Retype the whole listing below, character for character.
start EXTRACTED MATERIAL
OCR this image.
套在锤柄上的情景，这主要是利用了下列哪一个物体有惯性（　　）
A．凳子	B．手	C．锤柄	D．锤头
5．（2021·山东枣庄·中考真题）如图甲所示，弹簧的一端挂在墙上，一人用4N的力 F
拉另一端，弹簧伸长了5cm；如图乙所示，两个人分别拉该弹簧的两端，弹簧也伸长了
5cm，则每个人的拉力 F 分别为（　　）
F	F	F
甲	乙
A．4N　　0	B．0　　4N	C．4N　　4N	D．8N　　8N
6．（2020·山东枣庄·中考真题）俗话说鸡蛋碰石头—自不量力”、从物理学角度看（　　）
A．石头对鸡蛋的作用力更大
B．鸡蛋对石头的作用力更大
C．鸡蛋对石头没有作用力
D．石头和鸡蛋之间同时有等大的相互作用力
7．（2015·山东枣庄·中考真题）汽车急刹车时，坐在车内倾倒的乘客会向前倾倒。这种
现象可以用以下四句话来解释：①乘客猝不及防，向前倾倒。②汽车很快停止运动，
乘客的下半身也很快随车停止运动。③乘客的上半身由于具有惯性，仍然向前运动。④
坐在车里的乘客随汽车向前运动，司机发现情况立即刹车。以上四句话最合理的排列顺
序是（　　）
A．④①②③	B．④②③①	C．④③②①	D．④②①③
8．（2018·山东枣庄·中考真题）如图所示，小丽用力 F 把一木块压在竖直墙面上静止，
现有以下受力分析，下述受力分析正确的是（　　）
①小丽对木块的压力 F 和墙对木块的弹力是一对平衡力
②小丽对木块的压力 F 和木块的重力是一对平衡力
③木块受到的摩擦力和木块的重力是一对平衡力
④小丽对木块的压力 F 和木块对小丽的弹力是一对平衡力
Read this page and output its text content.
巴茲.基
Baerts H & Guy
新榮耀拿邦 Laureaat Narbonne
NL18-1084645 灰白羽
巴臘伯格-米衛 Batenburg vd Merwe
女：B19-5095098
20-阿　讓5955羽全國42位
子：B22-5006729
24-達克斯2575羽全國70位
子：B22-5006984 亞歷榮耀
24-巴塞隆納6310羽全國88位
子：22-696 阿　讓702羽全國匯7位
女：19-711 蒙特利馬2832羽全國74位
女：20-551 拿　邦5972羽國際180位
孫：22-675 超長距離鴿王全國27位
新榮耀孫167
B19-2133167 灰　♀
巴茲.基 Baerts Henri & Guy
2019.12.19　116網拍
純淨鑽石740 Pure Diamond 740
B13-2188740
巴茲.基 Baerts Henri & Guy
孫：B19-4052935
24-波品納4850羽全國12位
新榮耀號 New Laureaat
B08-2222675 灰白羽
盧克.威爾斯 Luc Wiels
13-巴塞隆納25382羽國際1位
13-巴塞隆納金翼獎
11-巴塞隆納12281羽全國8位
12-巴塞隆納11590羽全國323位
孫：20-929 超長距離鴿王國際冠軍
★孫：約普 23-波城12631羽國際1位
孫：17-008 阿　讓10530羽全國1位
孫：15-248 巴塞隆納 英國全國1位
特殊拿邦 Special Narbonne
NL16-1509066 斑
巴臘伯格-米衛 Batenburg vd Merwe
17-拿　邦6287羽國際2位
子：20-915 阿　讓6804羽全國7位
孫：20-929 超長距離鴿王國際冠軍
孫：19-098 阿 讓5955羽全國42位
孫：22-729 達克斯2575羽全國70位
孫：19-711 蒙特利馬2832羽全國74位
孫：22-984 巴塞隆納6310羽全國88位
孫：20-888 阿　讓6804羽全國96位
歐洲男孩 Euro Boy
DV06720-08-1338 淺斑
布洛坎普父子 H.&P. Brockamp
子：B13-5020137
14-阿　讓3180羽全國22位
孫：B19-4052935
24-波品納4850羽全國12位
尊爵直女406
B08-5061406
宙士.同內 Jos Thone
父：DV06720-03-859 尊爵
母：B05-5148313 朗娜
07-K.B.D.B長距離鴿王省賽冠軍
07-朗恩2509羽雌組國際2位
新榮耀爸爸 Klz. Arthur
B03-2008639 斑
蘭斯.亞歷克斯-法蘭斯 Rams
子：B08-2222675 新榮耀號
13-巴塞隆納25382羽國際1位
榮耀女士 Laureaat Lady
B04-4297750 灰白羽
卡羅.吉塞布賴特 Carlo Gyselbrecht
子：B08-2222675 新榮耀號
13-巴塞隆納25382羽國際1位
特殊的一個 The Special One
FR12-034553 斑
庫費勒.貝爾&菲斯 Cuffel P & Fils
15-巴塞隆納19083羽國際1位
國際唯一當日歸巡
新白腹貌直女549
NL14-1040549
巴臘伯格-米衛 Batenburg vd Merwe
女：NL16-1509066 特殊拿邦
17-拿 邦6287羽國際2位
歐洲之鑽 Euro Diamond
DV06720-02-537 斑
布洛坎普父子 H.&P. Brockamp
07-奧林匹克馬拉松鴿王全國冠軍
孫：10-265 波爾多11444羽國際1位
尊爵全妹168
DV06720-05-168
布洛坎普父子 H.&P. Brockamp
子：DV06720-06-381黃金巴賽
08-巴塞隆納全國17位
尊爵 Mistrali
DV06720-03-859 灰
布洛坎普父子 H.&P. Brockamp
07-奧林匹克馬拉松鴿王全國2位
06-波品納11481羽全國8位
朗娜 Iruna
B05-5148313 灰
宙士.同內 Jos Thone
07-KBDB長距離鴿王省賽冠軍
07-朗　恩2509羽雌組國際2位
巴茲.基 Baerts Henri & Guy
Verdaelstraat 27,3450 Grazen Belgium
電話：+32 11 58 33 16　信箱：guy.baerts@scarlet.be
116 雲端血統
end EXTRACTED MATERIAL
**COMPLETE ANSWER:**
OCR this image.
套在锤柄上的情景，这主要是利用了下列哪一个物体有惯性（　　）
A．凳子	B．手	C．锤柄	D．锤头
5．（2021·山东枣庄·中考真题）如图甲所示，弹簧的一端挂在墙上，一人用4N的力 F
拉另一端，弹簧伸长了5cm；如图乙所示，两个人分别拉该弹簧的两端，弹簧也伸长了
5cm，则每个人的拉力 F 分别为（　　）
F	F	F
甲	乙
A．4N　　0	B．0　　4N	C．4N　　4N	D．8N　　8N
6．（2020·山东枣庄·中考真题）俗话说鸡蛋碰石头—自不量力”、从物理学角度看（　　）
A．石头对鸡蛋的作用力更大
B．鸡蛋对石头的作用力更大
C．鸡蛋对石头没有作用力
D．石头和鸡蛋之间同时有等大的相互作用力
7．（2015·山东枣庄·中考真题）汽车急刹车时，坐在车内倾倒的乘客会向前倾倒。这种
现象可以用以下四句话来解释：①乘客猝不及防，向前倾倒。②汽车很快停止运动，
乘客的下半身也很快随车停止运动。③乘客的上半身由于具有惯性，仍然向前运动。④
坐在车里的乘客随汽车向前运动，司机发现情况立即刹车。以上四句话最合理的排列顺
序是（　　）
A．④①②③	B．④②③①	C．④③②①	D．④②①③
8．（2018·山东枣庄·中考真题）如图所示，小丽用力 F 把一木块压在竖直墙面上静止，
现有以下受力分析，下述受力分析正确的是（　　）
①小丽对木块的压力 F 和墙对木块的弹力是一对平衡力
②小丽对木块的压力 F 和木块的重力是一对平衡力
③木块受到的摩擦力和木块的重力是一对平衡力
④小丽对木块的压力 F 和木块对小丽的弹力是一对平衡力
Read this page and output its text content.
巴茲.基
Baerts H & Guy
新榮耀拿邦 Laureaat Narbonne
NL18-1084645 灰白羽
巴臘伯格-米衛 Batenburg vd Merwe
女：B19-5095098
20-阿　讓5955羽全國42位
子：B22-5006729
24-達克斯2575羽全國70位
子：B22-5006984 亞歷榮耀
24-巴塞隆納6310羽全國88位
子：22-696 阿　讓702羽全國匯7位
女：19-711 蒙特利馬2832羽全國74位
女：20-551 拿　邦5972羽國際180位
孫：22-675 超長距離鴿王全國27位
新榮耀孫167
B19-2133167 灰　♀
巴茲.基 Baerts Henri & Guy
2019.12.19　116網拍
純淨鑽石740 Pure Diamond 740
B13-2188740
巴茲.基 Baerts Henri & Guy
孫：B19-4052935
24-波品納4850羽全國12位
新榮耀號 New Laureaat
B08-2222675 灰白羽
盧克.威爾斯 Luc Wiels
13-巴塞隆納25382羽國際1位
13-巴塞隆納金翼獎
11-巴塞隆納12281羽全國8位
12-巴塞隆納11590羽全國323位
孫：20-929 超長距離鴿王國際冠軍
★孫：約普 23-波城12631羽國際1位
孫：17-008 阿　讓10530羽全國1位
孫：15-248 巴塞隆納 英國全國1位
特殊拿邦 Special Narbonne
NL16-1509066 斑
巴臘伯格-米衛 Batenburg vd Merwe
17-拿　邦6287羽國際2位
子：20-915 阿　讓6804羽全國7位
孫：20-929 超長距離鴿王國際冠軍
孫：19-098 阿 讓5955羽全國42位
孫：22-729 達克斯2575羽全國70位
孫：19-711 蒙特利馬2832羽全國74位
孫：22-984 巴塞隆納6310羽全國88位
孫：20-888 阿　讓6804羽全國96位
歐洲男孩 Euro Boy
DV06720-08-1338 淺斑
布洛坎普父子 H.&P. Brockamp
子：B13-5020137
14-阿　讓3180羽全國22位
孫：B19-4052935
24-波品納4850羽全國12位
尊爵直女406
B08-5061406
宙士.同內 Jos Thone
父：DV06720-03-859 尊爵
母：B05-5148313 朗娜
07-K.B.D.B長距離鴿王省賽冠軍
07-朗恩2509羽雌組國際2位
新榮耀爸爸 Klz. Arthur
B03-2008639 斑
蘭斯.亞歷克斯-法蘭斯 Rams
子：B08-2222675 新榮耀號
13-巴塞隆納25382羽國際1位
榮耀女士 Laureaat Lady
B04-4297750 灰白羽
卡羅.吉塞布賴特 Carlo Gyselbrecht
子：B08-2222675 新榮耀號
13-巴塞隆納25382羽國際1位
特殊的一個 The Special One
FR12-034553 斑
庫費勒.貝爾&菲斯 Cuffel P & Fils
15-巴塞隆納19083羽國際1位
國際唯一當日歸巡
新白腹貌直女549
NL14-1040549
巴臘伯格-米衛 Batenburg vd Merwe
女：NL16-1509066 特殊拿邦
17-拿 邦6287羽國際2位
歐洲之鑽 Euro Diamond
DV06720-02-537 斑
布洛坎普父子 H.&P. Brockamp
07-奧林匹克馬拉松鴿王全國冠軍
孫：10-265 波爾多11444羽國際1位
尊爵全妹168
DV06720-05-168
布洛坎普父子 H.&P. Brockamp
子：DV06720-06-381黃金巴賽
08-巴塞隆納全國17位
尊爵 Mistrali
DV06720-03-859 灰
布洛坎普父子 H.&P. Brockamp
07-奧林匹克馬拉松鴿王全國2位
06-波品納11481羽全國8位
朗娜 Iruna
B05-5148313 灰
宙士.同內 Jos Thone
07-KBDB長距離鴿王省賽冠軍
07-朗　恩2509羽雌組國際2位
巴茲.基 Baerts Henri & Guy
Verdaelstraat 27,3450 Grazen Belgium
電話：+32 11 58 33 16　信箱：guy.baerts@scarlet.be
116 雲端血統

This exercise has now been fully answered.